▸ Record set:
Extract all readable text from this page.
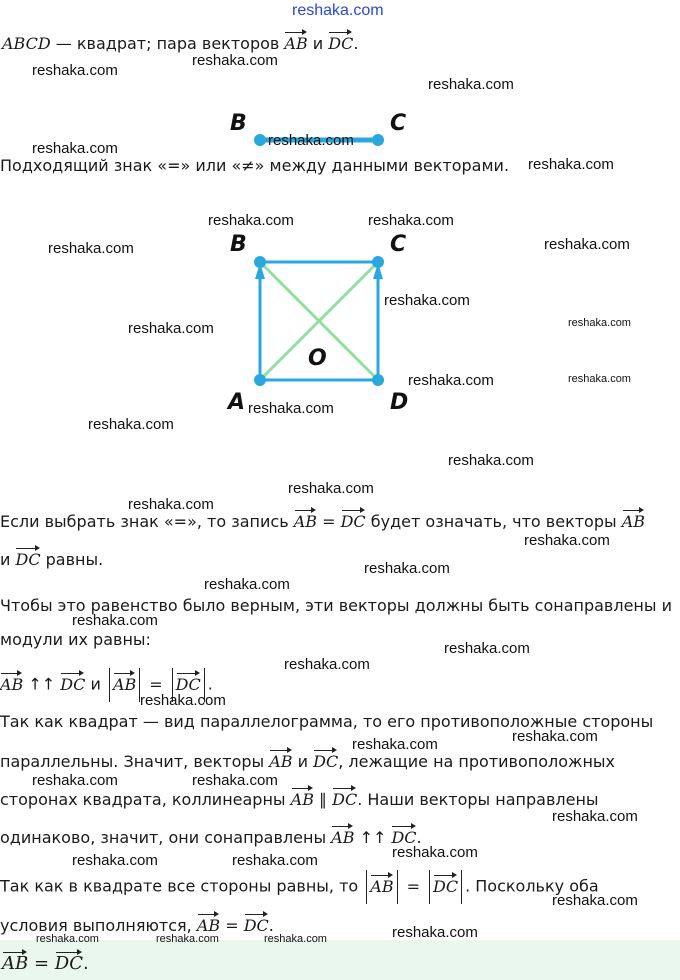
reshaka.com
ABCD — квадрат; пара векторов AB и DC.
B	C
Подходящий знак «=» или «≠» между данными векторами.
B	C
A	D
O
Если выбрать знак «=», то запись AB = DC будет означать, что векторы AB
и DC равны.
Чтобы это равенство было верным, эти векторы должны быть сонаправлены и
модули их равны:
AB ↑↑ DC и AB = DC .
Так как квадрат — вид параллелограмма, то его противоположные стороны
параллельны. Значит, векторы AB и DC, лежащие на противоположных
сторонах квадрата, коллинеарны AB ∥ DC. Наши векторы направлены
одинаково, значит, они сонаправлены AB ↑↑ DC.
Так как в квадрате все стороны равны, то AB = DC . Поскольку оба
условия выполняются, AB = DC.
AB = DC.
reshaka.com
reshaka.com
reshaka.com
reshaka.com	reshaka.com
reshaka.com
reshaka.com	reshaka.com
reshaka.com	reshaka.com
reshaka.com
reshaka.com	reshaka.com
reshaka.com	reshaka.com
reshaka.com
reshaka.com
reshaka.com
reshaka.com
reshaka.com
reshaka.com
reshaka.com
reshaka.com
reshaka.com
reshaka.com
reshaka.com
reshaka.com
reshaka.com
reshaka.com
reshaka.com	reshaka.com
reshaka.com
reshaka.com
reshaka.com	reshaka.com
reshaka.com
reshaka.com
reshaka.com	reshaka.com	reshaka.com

▸ Request: Copy every line above that holds the word "стороны".

▸ Full output:
Так как квадрат — вид параллелограмма, то его противоположные стороны
Так как в квадрате все стороны равны, то AB = DC . Поскольку оба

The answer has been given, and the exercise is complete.